> _Aim_:
Find each line with the string "Annie" and report it.

> _Data supplied_:
****

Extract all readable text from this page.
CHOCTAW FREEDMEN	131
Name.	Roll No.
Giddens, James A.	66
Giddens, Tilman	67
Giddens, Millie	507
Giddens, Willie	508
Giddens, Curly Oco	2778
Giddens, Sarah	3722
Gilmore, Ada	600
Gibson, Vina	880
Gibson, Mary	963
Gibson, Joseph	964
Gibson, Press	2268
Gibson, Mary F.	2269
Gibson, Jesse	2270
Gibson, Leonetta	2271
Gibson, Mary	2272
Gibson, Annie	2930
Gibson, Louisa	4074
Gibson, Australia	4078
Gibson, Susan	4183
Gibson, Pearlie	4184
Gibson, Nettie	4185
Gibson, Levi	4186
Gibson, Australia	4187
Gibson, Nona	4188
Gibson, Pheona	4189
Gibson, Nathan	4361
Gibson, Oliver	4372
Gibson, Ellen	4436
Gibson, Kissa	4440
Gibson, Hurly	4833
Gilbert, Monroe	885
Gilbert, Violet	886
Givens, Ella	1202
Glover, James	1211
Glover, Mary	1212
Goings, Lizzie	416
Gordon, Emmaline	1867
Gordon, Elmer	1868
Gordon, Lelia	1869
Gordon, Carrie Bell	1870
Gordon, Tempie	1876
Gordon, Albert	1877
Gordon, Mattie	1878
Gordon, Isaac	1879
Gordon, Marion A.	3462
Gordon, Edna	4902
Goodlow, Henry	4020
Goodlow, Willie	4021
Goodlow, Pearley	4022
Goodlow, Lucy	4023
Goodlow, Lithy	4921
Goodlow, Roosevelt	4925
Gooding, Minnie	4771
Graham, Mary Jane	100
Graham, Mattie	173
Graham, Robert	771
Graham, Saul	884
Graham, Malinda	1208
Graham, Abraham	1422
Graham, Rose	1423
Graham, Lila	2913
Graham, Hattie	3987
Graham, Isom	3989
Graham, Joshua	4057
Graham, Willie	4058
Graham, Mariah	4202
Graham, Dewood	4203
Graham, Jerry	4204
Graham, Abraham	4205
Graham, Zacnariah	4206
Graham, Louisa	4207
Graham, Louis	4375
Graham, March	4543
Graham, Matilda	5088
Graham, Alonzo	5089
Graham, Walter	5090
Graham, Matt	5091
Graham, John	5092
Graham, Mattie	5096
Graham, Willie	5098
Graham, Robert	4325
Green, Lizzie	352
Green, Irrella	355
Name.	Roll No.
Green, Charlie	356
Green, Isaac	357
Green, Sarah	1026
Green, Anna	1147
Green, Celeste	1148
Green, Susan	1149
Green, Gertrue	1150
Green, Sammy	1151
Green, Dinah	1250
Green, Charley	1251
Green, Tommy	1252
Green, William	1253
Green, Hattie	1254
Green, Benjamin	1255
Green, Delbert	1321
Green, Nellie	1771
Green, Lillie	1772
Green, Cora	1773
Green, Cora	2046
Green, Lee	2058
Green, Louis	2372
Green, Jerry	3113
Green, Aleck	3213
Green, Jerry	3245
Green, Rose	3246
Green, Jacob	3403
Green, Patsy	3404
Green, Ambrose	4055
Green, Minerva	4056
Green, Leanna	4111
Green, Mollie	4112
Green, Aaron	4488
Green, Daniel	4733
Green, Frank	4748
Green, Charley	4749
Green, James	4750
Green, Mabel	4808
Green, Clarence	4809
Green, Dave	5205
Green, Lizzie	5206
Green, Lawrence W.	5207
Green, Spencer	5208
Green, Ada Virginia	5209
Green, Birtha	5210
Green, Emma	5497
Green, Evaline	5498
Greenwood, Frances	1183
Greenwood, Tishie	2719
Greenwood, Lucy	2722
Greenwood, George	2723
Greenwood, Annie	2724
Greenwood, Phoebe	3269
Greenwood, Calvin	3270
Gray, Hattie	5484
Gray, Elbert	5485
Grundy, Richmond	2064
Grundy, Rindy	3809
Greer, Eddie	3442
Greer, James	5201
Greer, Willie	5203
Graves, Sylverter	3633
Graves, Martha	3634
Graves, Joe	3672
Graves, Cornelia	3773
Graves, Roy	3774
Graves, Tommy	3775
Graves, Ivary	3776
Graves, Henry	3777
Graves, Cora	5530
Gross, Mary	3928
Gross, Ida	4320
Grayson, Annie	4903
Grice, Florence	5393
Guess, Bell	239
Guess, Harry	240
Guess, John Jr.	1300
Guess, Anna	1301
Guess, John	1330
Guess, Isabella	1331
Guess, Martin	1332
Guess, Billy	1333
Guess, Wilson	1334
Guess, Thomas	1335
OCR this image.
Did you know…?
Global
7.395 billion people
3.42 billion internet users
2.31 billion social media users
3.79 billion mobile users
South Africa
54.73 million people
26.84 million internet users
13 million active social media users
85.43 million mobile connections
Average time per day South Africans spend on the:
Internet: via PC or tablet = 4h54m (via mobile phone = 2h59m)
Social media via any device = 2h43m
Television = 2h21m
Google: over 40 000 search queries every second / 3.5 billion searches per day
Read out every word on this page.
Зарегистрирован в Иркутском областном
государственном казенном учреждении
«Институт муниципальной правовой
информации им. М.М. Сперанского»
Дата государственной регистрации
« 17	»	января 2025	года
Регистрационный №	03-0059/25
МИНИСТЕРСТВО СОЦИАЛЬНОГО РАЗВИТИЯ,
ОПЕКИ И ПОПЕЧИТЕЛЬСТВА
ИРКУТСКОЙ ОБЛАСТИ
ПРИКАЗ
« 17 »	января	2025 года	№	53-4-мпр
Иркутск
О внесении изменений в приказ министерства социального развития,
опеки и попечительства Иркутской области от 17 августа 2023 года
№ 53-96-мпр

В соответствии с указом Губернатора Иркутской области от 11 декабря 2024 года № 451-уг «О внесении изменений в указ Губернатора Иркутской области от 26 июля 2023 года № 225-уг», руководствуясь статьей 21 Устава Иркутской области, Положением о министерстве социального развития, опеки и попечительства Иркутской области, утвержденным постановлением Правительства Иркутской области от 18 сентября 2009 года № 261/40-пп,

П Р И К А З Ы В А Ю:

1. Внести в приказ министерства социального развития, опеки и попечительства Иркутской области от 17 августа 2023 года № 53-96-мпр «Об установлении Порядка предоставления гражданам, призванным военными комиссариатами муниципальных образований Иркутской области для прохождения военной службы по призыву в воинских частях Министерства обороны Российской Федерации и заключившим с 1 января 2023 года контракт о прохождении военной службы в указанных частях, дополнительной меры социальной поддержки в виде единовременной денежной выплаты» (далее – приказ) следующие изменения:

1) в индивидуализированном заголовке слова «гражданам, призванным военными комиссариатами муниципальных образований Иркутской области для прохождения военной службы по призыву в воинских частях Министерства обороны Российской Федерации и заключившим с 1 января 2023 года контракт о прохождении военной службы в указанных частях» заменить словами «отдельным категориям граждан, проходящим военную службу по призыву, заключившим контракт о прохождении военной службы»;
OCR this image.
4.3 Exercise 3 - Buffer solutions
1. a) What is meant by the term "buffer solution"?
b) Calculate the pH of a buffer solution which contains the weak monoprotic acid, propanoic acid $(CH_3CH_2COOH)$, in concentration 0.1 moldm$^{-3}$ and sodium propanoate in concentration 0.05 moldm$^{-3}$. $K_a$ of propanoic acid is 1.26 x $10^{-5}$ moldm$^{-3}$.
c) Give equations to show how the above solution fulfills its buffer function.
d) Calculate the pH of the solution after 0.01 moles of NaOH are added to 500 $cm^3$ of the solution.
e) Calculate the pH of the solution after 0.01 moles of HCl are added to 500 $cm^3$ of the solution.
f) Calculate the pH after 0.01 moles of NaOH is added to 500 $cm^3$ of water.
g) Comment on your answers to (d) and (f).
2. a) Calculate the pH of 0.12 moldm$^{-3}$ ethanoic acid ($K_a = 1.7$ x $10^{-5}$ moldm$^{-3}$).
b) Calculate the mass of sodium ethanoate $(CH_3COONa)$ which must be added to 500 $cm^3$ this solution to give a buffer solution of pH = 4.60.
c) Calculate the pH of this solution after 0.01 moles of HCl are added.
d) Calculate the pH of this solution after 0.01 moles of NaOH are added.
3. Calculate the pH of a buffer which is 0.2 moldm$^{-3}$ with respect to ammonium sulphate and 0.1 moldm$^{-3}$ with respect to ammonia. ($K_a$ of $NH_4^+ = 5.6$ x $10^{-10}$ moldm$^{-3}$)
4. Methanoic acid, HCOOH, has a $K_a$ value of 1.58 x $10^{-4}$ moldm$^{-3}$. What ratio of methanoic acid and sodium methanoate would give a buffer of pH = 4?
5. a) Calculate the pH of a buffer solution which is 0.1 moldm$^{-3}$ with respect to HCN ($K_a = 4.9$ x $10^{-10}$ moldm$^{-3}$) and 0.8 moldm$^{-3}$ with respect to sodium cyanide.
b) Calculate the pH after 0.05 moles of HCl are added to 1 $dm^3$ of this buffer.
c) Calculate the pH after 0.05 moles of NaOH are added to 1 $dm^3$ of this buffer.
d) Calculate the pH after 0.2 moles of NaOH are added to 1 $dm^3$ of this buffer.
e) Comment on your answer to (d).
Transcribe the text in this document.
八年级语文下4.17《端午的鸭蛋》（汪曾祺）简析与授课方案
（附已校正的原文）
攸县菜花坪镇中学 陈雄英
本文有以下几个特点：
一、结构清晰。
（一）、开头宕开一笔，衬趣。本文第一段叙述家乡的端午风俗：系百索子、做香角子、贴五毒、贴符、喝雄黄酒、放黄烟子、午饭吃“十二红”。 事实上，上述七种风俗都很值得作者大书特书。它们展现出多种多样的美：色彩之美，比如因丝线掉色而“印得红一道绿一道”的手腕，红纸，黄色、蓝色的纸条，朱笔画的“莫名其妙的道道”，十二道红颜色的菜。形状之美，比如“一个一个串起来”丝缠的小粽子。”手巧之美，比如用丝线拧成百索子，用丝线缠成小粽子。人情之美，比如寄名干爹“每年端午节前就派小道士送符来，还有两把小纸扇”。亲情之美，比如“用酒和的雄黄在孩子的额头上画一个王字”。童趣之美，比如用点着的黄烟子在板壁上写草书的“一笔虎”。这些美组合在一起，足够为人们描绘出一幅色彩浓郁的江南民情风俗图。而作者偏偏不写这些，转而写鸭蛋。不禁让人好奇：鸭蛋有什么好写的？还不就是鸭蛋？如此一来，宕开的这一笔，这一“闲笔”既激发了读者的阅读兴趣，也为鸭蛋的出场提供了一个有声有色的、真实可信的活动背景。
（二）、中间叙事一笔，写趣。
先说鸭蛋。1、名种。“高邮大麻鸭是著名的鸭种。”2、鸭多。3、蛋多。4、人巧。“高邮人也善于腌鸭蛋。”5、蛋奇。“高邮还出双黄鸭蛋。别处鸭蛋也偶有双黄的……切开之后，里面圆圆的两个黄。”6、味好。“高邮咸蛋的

****

> _Solution to this task_:
Gibson, Annie	2930
Greenwood, Annie	2724
Grayson, Annie	4903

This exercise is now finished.